• [Data for processing]
────

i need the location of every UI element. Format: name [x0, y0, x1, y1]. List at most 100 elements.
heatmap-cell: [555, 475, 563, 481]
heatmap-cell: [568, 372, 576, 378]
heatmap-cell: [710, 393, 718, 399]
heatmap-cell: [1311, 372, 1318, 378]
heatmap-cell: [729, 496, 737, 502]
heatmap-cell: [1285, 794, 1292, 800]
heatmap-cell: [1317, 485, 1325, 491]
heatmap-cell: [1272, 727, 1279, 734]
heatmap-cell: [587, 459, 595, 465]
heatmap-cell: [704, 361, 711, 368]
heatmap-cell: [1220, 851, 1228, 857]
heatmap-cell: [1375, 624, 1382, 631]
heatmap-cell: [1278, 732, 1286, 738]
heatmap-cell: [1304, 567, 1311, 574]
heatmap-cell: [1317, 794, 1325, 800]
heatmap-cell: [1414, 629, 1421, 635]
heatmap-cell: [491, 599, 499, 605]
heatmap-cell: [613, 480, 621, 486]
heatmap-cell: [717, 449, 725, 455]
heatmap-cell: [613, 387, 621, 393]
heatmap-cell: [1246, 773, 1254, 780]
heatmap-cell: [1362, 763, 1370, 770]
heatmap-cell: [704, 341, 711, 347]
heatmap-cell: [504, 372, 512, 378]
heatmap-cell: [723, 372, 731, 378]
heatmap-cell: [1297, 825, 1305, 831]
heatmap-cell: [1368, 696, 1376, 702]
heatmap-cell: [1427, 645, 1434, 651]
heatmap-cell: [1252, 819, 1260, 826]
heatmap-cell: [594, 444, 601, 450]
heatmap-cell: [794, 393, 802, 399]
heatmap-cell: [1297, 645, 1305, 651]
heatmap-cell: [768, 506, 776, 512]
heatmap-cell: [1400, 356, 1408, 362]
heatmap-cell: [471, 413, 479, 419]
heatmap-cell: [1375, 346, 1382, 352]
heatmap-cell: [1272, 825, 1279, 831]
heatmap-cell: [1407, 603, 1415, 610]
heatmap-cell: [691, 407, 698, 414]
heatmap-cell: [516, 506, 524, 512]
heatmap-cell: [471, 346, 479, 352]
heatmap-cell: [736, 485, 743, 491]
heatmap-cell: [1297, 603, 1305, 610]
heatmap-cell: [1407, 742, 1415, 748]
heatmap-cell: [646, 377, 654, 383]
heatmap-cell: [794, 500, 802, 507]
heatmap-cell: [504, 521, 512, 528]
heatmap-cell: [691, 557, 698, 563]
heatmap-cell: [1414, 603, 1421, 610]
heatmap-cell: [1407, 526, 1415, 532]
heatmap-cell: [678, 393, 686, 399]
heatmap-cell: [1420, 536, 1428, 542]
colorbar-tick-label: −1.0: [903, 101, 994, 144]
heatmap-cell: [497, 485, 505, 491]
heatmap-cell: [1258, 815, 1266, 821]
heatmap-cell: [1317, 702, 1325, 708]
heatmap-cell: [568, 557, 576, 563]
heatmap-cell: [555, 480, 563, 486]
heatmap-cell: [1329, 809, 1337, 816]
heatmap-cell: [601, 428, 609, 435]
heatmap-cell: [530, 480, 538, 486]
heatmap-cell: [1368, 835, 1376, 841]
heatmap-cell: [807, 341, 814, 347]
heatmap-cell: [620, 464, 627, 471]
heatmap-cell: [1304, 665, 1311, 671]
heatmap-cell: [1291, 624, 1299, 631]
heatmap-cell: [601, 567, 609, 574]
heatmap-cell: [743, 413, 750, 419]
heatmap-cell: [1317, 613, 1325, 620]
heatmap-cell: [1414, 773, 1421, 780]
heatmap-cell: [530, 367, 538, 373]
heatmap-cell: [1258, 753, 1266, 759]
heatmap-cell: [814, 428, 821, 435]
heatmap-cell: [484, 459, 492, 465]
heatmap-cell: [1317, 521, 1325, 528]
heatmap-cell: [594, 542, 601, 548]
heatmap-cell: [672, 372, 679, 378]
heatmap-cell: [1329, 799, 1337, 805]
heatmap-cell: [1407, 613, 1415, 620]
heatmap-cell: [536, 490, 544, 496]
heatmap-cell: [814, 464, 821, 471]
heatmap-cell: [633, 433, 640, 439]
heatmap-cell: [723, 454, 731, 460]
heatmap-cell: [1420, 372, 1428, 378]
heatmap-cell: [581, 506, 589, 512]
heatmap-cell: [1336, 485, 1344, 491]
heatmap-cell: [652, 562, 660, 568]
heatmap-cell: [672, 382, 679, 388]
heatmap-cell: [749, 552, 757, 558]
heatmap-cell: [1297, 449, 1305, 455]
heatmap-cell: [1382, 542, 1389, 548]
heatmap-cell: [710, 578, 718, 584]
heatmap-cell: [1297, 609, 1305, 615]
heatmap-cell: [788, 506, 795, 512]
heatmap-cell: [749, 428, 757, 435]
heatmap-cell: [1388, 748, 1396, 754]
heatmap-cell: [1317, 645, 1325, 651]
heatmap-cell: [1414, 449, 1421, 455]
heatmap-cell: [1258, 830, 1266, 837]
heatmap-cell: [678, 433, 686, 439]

────

• [Exercise objective] Reproduce the data above, swapping "colorbar-tick-label" for "colorbar-label" wherever it appears and changing nothing else.

• [Answer to this task]
i need the location of every UI element. Format: name [x0, y0, x1, y1]. List at most 100 elements.
heatmap-cell: [555, 475, 563, 481]
heatmap-cell: [568, 372, 576, 378]
heatmap-cell: [710, 393, 718, 399]
heatmap-cell: [1311, 372, 1318, 378]
heatmap-cell: [729, 496, 737, 502]
heatmap-cell: [1285, 794, 1292, 800]
heatmap-cell: [1317, 485, 1325, 491]
heatmap-cell: [1272, 727, 1279, 734]
heatmap-cell: [587, 459, 595, 465]
heatmap-cell: [704, 361, 711, 368]
heatmap-cell: [1220, 851, 1228, 857]
heatmap-cell: [1375, 624, 1382, 631]
heatmap-cell: [1278, 732, 1286, 738]
heatmap-cell: [1304, 567, 1311, 574]
heatmap-cell: [1317, 794, 1325, 800]
heatmap-cell: [1414, 629, 1421, 635]
heatmap-cell: [491, 599, 499, 605]
heatmap-cell: [613, 480, 621, 486]
heatmap-cell: [717, 449, 725, 455]
heatmap-cell: [613, 387, 621, 393]
heatmap-cell: [1246, 773, 1254, 780]
heatmap-cell: [1362, 763, 1370, 770]
heatmap-cell: [704, 341, 711, 347]
heatmap-cell: [504, 372, 512, 378]
heatmap-cell: [723, 372, 731, 378]
heatmap-cell: [1297, 825, 1305, 831]
heatmap-cell: [1368, 696, 1376, 702]
heatmap-cell: [1427, 645, 1434, 651]
heatmap-cell: [1252, 819, 1260, 826]
heatmap-cell: [594, 444, 601, 450]
heatmap-cell: [794, 393, 802, 399]
heatmap-cell: [1297, 645, 1305, 651]
heatmap-cell: [768, 506, 776, 512]
heatmap-cell: [1400, 356, 1408, 362]
heatmap-cell: [471, 413, 479, 419]
heatmap-cell: [1375, 346, 1382, 352]
heatmap-cell: [1272, 825, 1279, 831]
heatmap-cell: [1407, 603, 1415, 610]
heatmap-cell: [691, 407, 698, 414]
heatmap-cell: [516, 506, 524, 512]
heatmap-cell: [471, 346, 479, 352]
heatmap-cell: [736, 485, 743, 491]
heatmap-cell: [1297, 603, 1305, 610]
heatmap-cell: [1407, 742, 1415, 748]
heatmap-cell: [646, 377, 654, 383]
heatmap-cell: [794, 500, 802, 507]
heatmap-cell: [504, 521, 512, 528]
heatmap-cell: [691, 557, 698, 563]
heatmap-cell: [1414, 603, 1421, 610]
heatmap-cell: [1407, 526, 1415, 532]
heatmap-cell: [678, 393, 686, 399]
heatmap-cell: [1420, 536, 1428, 542]
colorbar-label: −1.0: [903, 101, 994, 144]
heatmap-cell: [497, 485, 505, 491]
heatmap-cell: [1258, 815, 1266, 821]
heatmap-cell: [1317, 702, 1325, 708]
heatmap-cell: [568, 557, 576, 563]
heatmap-cell: [555, 480, 563, 486]
heatmap-cell: [1329, 809, 1337, 816]
heatmap-cell: [601, 428, 609, 435]
heatmap-cell: [530, 480, 538, 486]
heatmap-cell: [1368, 835, 1376, 841]
heatmap-cell: [807, 341, 814, 347]
heatmap-cell: [620, 464, 627, 471]
heatmap-cell: [1304, 665, 1311, 671]
heatmap-cell: [1291, 624, 1299, 631]
heatmap-cell: [601, 567, 609, 574]
heatmap-cell: [743, 413, 750, 419]
heatmap-cell: [1317, 613, 1325, 620]
heatmap-cell: [1414, 773, 1421, 780]
heatmap-cell: [530, 367, 538, 373]
heatmap-cell: [1258, 753, 1266, 759]
heatmap-cell: [814, 428, 821, 435]
heatmap-cell: [484, 459, 492, 465]
heatmap-cell: [1317, 521, 1325, 528]
heatmap-cell: [594, 542, 601, 548]
heatmap-cell: [672, 372, 679, 378]
heatmap-cell: [1329, 799, 1337, 805]
heatmap-cell: [1407, 613, 1415, 620]
heatmap-cell: [536, 490, 544, 496]
heatmap-cell: [814, 464, 821, 471]
heatmap-cell: [633, 433, 640, 439]
heatmap-cell: [723, 454, 731, 460]
heatmap-cell: [1420, 372, 1428, 378]
heatmap-cell: [581, 506, 589, 512]
heatmap-cell: [1336, 485, 1344, 491]
heatmap-cell: [652, 562, 660, 568]
heatmap-cell: [672, 382, 679, 388]
heatmap-cell: [749, 552, 757, 558]
heatmap-cell: [1297, 449, 1305, 455]
heatmap-cell: [1382, 542, 1389, 548]
heatmap-cell: [710, 578, 718, 584]
heatmap-cell: [1297, 609, 1305, 615]
heatmap-cell: [788, 506, 795, 512]
heatmap-cell: [749, 428, 757, 435]
heatmap-cell: [1388, 748, 1396, 754]
heatmap-cell: [1317, 645, 1325, 651]
heatmap-cell: [1414, 449, 1421, 455]
heatmap-cell: [1258, 830, 1266, 837]
heatmap-cell: [678, 433, 686, 439]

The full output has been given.